### Data in this exercise:
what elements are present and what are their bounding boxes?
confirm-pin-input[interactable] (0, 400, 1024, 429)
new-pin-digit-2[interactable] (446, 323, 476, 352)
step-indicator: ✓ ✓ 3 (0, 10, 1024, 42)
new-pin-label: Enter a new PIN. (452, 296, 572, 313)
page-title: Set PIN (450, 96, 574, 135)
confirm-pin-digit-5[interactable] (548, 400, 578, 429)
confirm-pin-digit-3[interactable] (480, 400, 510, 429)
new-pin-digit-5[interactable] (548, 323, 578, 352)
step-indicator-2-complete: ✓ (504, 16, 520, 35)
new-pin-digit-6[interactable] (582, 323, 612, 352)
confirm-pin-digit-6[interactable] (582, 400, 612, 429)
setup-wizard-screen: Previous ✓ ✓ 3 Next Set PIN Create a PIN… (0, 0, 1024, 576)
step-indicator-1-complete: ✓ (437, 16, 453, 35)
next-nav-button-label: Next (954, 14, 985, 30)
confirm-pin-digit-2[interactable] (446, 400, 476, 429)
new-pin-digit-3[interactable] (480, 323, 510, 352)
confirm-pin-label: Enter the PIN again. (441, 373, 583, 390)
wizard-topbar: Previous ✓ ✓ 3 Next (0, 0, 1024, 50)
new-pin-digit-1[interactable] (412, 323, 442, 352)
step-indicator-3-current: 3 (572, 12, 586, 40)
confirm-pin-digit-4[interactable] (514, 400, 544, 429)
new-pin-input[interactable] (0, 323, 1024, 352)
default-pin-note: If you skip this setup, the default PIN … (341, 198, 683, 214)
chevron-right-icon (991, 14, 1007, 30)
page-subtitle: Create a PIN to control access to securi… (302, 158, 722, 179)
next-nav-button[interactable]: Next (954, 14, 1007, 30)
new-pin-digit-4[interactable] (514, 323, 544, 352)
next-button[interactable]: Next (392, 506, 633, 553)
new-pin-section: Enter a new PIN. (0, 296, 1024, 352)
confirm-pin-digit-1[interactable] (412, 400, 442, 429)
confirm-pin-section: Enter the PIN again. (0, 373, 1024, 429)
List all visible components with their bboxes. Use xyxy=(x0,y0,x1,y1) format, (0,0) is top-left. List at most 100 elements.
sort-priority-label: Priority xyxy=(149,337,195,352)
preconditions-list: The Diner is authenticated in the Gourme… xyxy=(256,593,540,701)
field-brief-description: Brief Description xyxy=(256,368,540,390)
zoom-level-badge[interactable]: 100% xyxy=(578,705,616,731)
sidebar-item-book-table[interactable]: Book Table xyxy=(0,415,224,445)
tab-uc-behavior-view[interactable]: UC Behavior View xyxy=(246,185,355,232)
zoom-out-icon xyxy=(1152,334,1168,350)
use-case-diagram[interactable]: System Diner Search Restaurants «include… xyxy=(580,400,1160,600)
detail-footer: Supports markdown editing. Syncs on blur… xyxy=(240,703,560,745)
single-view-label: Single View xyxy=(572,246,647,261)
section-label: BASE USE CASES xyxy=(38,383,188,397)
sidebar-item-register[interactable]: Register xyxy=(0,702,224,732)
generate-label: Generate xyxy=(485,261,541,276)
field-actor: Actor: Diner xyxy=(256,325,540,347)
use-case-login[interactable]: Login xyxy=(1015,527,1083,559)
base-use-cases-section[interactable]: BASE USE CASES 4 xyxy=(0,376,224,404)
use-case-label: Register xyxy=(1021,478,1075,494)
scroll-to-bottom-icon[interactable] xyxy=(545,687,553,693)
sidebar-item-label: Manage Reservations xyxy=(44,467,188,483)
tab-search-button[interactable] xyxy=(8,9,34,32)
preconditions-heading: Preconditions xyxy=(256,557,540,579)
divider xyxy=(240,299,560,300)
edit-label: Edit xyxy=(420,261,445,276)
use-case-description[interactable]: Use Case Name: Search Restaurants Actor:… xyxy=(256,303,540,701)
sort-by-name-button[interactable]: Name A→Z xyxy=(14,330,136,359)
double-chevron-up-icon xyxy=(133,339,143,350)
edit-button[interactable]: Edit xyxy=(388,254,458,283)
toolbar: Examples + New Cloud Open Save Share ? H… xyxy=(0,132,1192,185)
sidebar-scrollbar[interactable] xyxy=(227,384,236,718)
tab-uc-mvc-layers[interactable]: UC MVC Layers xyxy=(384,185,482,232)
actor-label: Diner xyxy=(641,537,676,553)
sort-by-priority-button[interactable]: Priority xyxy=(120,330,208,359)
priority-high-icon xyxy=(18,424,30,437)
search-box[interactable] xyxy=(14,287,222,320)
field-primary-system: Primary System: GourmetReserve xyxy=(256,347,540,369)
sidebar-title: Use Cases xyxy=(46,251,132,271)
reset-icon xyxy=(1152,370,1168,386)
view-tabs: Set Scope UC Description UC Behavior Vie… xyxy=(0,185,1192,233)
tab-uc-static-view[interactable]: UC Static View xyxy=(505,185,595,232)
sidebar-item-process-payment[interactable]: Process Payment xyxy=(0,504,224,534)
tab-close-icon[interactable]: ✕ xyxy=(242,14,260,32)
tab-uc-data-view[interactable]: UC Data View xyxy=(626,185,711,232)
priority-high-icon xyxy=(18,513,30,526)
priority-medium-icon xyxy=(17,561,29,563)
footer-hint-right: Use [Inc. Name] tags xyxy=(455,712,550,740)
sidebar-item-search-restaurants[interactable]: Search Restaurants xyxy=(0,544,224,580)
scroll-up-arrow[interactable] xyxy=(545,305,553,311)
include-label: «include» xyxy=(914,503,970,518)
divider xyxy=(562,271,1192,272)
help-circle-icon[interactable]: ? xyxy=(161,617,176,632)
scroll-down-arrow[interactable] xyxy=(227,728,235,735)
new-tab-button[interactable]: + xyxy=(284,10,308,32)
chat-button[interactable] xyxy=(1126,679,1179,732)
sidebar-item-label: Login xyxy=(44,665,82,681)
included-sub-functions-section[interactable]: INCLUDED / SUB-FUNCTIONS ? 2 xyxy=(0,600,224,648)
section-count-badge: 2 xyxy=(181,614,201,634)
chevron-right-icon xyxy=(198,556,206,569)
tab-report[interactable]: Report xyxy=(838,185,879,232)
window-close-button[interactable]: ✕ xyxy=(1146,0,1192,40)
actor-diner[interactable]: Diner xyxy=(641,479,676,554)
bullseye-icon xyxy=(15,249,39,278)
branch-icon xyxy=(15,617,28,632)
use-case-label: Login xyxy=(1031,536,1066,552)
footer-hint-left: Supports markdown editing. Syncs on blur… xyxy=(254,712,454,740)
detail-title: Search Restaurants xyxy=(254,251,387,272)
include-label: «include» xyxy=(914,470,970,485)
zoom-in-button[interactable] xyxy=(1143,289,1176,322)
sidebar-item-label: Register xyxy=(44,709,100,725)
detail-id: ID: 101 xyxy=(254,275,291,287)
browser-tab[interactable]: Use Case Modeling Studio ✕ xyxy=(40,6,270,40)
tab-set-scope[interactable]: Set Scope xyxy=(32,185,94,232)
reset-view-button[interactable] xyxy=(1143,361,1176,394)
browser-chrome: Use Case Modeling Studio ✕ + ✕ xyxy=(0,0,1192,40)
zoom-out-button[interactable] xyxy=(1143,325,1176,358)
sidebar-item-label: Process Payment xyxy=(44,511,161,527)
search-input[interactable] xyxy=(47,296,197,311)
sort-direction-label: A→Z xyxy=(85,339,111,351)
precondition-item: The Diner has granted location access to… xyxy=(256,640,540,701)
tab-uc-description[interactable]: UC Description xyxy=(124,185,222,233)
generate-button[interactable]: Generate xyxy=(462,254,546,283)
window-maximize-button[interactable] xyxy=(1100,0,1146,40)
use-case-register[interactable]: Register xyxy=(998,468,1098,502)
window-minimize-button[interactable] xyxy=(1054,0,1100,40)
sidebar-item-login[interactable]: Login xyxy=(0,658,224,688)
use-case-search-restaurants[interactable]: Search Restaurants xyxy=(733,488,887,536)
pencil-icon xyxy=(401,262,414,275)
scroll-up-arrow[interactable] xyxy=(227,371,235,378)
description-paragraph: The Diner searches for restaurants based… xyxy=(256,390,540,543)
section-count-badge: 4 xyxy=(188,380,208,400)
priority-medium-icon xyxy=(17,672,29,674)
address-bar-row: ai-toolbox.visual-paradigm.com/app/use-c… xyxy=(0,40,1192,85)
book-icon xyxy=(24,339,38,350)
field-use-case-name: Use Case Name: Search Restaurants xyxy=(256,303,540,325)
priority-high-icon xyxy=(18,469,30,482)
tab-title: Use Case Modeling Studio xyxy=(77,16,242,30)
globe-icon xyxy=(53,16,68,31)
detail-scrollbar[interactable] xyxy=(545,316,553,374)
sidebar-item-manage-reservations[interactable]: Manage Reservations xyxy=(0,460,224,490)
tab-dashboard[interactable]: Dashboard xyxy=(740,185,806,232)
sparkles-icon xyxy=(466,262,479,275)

### Do this:
Report each line of the material above that contains the string "window".

### Task response:
window-close-button[interactable]: ✕ xyxy=(1146,0,1192,40)
window-maximize-button[interactable] xyxy=(1100,0,1146,40)
window-minimize-button[interactable] xyxy=(1054,0,1100,40)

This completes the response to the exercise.